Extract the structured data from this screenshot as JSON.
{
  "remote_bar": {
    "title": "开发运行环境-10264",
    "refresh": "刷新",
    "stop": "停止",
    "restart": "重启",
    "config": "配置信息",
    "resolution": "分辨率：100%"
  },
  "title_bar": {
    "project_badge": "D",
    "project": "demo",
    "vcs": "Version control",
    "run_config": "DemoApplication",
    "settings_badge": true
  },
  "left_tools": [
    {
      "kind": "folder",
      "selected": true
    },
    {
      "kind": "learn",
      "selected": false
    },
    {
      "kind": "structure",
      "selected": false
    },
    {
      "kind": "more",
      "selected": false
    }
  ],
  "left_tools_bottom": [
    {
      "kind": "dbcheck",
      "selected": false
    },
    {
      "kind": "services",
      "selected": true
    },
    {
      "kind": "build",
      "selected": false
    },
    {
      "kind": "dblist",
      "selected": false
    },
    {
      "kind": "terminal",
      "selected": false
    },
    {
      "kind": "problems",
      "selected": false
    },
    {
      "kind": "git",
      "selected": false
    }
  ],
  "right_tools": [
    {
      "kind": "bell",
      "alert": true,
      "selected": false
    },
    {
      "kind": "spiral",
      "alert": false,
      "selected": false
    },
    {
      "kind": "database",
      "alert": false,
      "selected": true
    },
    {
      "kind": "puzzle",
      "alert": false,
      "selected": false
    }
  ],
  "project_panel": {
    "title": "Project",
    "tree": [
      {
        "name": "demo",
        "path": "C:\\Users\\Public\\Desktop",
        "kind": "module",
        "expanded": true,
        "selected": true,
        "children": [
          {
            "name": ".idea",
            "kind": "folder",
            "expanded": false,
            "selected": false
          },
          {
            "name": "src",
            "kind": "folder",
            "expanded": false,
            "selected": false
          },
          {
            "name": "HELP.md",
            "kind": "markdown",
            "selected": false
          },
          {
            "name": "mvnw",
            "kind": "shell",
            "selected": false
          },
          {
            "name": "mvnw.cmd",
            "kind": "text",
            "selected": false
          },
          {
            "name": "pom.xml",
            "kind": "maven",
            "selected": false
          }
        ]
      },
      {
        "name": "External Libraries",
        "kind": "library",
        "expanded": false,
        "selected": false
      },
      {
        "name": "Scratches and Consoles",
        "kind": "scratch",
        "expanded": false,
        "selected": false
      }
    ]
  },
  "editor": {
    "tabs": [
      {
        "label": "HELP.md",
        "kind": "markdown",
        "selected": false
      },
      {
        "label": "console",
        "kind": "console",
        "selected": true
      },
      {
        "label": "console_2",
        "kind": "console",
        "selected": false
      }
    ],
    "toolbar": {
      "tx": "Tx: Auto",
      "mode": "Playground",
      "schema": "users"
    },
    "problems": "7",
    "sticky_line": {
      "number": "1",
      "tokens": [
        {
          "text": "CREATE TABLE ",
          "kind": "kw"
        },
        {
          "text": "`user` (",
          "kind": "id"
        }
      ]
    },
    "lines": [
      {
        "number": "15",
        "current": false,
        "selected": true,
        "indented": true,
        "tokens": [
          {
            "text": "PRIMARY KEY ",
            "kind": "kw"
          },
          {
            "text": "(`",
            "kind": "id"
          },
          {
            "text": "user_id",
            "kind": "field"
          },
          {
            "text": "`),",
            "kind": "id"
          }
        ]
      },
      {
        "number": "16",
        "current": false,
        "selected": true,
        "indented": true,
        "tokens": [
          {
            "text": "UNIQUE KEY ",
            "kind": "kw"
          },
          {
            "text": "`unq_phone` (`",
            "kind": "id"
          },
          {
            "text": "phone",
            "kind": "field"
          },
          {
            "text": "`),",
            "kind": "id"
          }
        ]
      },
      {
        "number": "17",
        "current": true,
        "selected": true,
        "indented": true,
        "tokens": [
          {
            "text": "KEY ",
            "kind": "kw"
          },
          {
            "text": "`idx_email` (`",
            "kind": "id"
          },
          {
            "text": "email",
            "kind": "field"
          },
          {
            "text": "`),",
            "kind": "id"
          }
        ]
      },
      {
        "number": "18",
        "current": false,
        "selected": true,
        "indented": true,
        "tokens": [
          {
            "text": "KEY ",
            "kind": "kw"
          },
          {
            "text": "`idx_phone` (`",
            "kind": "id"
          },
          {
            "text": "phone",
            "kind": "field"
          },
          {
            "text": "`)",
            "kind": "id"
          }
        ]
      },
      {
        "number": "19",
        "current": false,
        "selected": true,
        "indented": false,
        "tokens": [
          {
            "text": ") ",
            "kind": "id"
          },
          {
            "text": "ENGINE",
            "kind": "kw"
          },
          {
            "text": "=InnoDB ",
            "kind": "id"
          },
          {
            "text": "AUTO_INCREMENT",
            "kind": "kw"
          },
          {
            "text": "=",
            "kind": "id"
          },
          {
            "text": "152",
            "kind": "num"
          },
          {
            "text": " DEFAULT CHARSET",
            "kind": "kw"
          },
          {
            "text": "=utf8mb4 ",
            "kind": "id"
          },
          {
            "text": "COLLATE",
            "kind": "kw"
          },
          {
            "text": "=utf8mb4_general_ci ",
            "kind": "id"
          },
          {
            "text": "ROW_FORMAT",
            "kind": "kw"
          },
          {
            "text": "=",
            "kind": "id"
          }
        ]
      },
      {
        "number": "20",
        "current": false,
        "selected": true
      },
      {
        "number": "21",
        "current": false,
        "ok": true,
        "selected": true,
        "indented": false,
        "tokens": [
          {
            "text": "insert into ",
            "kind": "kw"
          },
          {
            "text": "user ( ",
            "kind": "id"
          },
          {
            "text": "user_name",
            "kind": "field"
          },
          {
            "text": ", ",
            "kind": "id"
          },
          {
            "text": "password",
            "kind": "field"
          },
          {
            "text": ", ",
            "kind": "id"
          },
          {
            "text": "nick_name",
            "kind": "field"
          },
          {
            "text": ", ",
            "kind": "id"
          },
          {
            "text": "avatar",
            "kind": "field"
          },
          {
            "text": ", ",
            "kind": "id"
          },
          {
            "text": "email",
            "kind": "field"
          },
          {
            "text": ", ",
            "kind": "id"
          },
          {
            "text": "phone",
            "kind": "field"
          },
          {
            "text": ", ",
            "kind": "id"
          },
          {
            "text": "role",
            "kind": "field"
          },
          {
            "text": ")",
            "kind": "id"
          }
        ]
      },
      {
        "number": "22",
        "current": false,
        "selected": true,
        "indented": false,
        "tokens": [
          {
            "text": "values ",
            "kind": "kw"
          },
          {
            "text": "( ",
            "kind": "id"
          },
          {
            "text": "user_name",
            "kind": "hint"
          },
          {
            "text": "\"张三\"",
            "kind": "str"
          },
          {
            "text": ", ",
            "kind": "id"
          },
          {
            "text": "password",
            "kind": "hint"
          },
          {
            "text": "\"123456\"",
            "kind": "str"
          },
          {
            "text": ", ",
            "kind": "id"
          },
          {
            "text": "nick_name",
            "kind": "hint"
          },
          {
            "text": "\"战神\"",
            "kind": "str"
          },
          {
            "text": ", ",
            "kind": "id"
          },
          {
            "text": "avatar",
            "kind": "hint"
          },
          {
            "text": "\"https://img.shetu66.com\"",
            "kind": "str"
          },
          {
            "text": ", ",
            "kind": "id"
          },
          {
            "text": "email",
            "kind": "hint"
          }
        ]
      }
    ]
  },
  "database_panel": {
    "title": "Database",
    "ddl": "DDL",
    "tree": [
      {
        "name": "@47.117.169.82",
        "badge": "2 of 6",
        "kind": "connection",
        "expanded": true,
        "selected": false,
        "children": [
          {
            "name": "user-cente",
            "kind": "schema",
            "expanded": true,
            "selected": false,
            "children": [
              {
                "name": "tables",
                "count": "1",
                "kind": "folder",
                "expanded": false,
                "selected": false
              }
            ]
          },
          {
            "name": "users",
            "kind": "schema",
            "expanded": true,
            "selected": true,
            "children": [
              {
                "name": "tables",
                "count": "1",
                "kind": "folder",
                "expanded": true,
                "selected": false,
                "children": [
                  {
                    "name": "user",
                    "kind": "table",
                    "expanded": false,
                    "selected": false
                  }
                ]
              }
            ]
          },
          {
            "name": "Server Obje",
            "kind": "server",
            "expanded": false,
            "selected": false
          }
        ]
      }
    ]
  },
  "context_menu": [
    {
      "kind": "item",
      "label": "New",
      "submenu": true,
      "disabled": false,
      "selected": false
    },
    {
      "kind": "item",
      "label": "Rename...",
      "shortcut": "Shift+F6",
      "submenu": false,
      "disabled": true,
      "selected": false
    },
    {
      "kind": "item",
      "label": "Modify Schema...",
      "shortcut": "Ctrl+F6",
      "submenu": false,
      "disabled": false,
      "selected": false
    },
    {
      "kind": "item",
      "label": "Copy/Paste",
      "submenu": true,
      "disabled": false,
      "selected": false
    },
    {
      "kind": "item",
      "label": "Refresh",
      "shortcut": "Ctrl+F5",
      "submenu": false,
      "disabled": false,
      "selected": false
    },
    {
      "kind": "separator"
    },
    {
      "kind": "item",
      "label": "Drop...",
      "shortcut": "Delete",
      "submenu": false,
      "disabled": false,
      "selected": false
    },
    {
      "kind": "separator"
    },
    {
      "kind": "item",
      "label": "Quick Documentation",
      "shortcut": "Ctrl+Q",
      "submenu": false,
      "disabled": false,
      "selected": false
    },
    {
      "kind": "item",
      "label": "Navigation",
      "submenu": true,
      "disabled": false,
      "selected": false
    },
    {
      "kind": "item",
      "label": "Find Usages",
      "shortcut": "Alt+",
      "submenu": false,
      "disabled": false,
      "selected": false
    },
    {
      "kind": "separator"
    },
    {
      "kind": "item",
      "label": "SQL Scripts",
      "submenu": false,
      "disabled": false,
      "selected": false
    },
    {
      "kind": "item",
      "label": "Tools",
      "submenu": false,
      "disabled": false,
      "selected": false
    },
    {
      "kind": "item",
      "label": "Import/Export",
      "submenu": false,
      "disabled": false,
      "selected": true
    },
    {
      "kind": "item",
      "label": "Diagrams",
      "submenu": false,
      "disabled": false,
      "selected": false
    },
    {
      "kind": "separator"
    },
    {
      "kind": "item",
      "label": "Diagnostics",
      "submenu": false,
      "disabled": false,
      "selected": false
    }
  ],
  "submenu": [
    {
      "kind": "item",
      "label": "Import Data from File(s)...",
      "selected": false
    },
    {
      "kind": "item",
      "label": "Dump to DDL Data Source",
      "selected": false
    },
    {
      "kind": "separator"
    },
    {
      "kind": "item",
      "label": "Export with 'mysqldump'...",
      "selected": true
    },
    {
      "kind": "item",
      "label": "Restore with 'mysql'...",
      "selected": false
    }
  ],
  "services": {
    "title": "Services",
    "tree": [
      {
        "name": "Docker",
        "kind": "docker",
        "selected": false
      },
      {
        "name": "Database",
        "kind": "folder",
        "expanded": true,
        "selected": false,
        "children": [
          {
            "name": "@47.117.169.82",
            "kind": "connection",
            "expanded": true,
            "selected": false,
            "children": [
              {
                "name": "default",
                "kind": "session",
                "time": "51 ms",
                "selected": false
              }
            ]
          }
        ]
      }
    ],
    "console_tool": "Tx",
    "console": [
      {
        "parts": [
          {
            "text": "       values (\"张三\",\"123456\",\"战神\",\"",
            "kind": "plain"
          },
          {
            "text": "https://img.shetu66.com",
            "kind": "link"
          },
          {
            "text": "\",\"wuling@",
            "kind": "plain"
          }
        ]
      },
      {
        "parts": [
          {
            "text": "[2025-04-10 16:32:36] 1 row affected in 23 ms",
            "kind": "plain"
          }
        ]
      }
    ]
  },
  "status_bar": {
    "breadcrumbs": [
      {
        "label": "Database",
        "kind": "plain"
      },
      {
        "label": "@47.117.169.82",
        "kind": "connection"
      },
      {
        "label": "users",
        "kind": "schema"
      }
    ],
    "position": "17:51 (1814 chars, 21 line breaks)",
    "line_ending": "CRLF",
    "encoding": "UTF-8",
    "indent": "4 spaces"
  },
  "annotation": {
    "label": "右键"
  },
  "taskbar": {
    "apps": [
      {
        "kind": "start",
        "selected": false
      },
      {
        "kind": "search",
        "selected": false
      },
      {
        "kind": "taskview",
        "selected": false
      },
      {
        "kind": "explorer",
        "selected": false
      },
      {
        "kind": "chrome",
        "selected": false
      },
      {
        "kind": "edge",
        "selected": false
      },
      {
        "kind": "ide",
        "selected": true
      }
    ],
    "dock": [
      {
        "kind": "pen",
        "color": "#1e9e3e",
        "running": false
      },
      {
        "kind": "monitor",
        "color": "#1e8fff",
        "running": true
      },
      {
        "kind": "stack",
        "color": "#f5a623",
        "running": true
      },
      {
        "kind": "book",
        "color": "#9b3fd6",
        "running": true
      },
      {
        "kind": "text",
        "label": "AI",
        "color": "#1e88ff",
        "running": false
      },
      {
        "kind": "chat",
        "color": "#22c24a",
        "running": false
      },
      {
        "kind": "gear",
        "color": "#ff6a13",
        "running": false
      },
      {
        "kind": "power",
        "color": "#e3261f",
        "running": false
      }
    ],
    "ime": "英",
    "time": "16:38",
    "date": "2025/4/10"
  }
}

▶ Exercise goal: Keep only those lines of the records that hold "Ctrl", and return them.

▶ Answer in full:
      "shortcut": "Ctrl+F6",
      "shortcut": "Ctrl+F5",
      "shortcut": "Ctrl+Q",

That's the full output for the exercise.